### WHAT YOU HAVE TO DO
Each entry below should be echoed exactly, with pictures omitted.

### INPUT MATERIAL
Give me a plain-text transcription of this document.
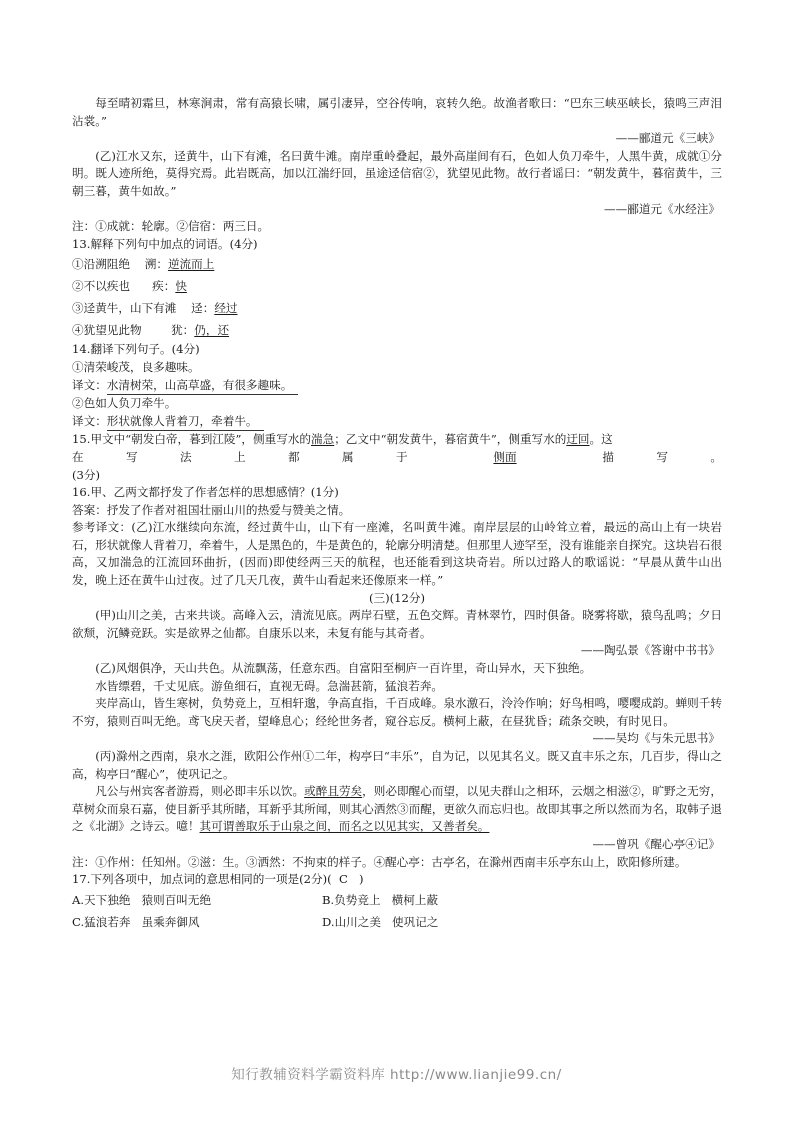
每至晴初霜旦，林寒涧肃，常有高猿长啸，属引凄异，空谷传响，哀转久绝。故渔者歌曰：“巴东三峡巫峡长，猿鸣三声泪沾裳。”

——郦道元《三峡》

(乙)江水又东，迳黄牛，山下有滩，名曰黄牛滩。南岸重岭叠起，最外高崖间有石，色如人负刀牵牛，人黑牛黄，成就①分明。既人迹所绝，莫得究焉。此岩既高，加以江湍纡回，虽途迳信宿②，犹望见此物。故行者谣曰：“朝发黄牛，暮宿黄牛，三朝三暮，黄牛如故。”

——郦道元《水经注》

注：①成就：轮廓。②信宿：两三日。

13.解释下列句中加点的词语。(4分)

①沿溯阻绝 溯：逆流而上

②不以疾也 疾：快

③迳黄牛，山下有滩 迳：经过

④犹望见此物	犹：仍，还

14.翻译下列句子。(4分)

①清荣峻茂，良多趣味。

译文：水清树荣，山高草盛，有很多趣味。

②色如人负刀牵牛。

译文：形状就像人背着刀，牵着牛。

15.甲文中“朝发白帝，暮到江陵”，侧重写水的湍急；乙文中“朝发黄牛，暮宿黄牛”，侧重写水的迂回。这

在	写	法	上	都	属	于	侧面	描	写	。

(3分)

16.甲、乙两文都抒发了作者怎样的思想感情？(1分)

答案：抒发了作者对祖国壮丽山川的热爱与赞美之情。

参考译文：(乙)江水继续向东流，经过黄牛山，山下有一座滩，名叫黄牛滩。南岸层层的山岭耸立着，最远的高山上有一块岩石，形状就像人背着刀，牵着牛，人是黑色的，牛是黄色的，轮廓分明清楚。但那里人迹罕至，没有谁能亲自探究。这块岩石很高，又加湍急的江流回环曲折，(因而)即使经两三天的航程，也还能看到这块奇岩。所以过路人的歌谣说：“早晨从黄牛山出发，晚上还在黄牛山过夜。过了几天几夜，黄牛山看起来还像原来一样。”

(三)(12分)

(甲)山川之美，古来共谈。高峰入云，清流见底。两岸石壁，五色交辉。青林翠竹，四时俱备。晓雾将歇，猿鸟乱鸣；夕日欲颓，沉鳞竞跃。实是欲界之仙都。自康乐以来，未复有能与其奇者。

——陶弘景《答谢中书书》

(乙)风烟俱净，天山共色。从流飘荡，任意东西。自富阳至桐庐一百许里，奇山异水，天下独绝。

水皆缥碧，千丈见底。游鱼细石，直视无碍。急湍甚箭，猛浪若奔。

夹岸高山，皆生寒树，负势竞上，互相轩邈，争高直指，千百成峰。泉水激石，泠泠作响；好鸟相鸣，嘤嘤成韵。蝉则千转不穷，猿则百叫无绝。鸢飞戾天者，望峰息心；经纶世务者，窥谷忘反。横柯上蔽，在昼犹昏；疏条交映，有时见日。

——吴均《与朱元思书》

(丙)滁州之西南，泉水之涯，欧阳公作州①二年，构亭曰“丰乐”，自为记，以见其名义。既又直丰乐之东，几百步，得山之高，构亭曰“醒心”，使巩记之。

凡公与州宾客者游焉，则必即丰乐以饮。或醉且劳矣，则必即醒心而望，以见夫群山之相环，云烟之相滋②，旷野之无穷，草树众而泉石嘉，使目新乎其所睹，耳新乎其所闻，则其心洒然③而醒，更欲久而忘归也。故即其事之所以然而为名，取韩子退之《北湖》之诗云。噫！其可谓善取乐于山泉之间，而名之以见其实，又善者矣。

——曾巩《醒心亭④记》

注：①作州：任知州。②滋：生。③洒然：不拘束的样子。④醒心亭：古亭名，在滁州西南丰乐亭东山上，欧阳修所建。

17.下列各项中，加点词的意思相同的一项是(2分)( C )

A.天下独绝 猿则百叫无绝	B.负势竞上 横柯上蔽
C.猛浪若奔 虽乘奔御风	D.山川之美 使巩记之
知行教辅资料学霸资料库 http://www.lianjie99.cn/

### FINAL RESULT
Give me a plain-text transcription of this document.
每至晴初霜旦，林寒涧肃，常有高猿长啸，属引凄异，空谷传响，哀转久绝。故渔者歌曰：“巴东三峡巫峡长，猿鸣三声泪沾裳。”

——郦道元《三峡》

(乙)江水又东，迳黄牛，山下有滩，名曰黄牛滩。南岸重岭叠起，最外高崖间有石，色如人负刀牵牛，人黑牛黄，成就①分明。既人迹所绝，莫得究焉。此岩既高，加以江湍纡回，虽途迳信宿②，犹望见此物。故行者谣曰：“朝发黄牛，暮宿黄牛，三朝三暮，黄牛如故。”

——郦道元《水经注》

注：①成就：轮廓。②信宿：两三日。

13.解释下列句中加点的词语。(4分)

①沿溯阻绝 溯：逆流而上

②不以疾也 疾：快

③迳黄牛，山下有滩 迳：经过

④犹望见此物	犹：仍，还

14.翻译下列句子。(4分)

①清荣峻茂，良多趣味。

译文：水清树荣，山高草盛，有很多趣味。

②色如人负刀牵牛。

译文：形状就像人背着刀，牵着牛。

15.甲文中“朝发白帝，暮到江陵”，侧重写水的湍急；乙文中“朝发黄牛，暮宿黄牛”，侧重写水的迂回。这

在	写	法	上	都	属	于	侧面	描	写	。

(3分)

16.甲、乙两文都抒发了作者怎样的思想感情？(1分)

答案：抒发了作者对祖国壮丽山川的热爱与赞美之情。

参考译文：(乙)江水继续向东流，经过黄牛山，山下有一座滩，名叫黄牛滩。南岸层层的山岭耸立着，最远的高山上有一块岩石，形状就像人背着刀，牵着牛，人是黑色的，牛是黄色的，轮廓分明清楚。但那里人迹罕至，没有谁能亲自探究。这块岩石很高，又加湍急的江流回环曲折，(因而)即使经两三天的航程，也还能看到这块奇岩。所以过路人的歌谣说：“早晨从黄牛山出发，晚上还在黄牛山过夜。过了几天几夜，黄牛山看起来还像原来一样。”

(三)(12分)

(甲)山川之美，古来共谈。高峰入云，清流见底。两岸石壁，五色交辉。青林翠竹，四时俱备。晓雾将歇，猿鸟乱鸣；夕日欲颓，沉鳞竞跃。实是欲界之仙都。自康乐以来，未复有能与其奇者。

——陶弘景《答谢中书书》

(乙)风烟俱净，天山共色。从流飘荡，任意东西。自富阳至桐庐一百许里，奇山异水，天下独绝。

水皆缥碧，千丈见底。游鱼细石，直视无碍。急湍甚箭，猛浪若奔。

夹岸高山，皆生寒树，负势竞上，互相轩邈，争高直指，千百成峰。泉水激石，泠泠作响；好鸟相鸣，嘤嘤成韵。蝉则千转不穷，猿则百叫无绝。鸢飞戾天者，望峰息心；经纶世务者，窥谷忘反。横柯上蔽，在昼犹昏；疏条交映，有时见日。

——吴均《与朱元思书》

(丙)滁州之西南，泉水之涯，欧阳公作州①二年，构亭曰“丰乐”，自为记，以见其名义。既又直丰乐之东，几百步，得山之高，构亭曰“醒心”，使巩记之。

凡公与州宾客者游焉，则必即丰乐以饮。或醉且劳矣，则必即醒心而望，以见夫群山之相环，云烟之相滋②，旷野之无穷，草树众而泉石嘉，使目新乎其所睹，耳新乎其所闻，则其心洒然③而醒，更欲久而忘归也。故即其事之所以然而为名，取韩子退之《北湖》之诗云。噫！其可谓善取乐于山泉之间，而名之以见其实，又善者矣。

——曾巩《醒心亭④记》

注：①作州：任知州。②滋：生。③洒然：不拘束的样子。④醒心亭：古亭名，在滁州西南丰乐亭东山上，欧阳修所建。

17.下列各项中，加点词的意思相同的一项是(2分)( C )

A.天下独绝 猿则百叫无绝	B.负势竞上 横柯上蔽
C.猛浪若奔 虽乘奔御风	D.山川之美 使巩记之
知行教辅资料学霸资料库 http://www.lianjie99.cn/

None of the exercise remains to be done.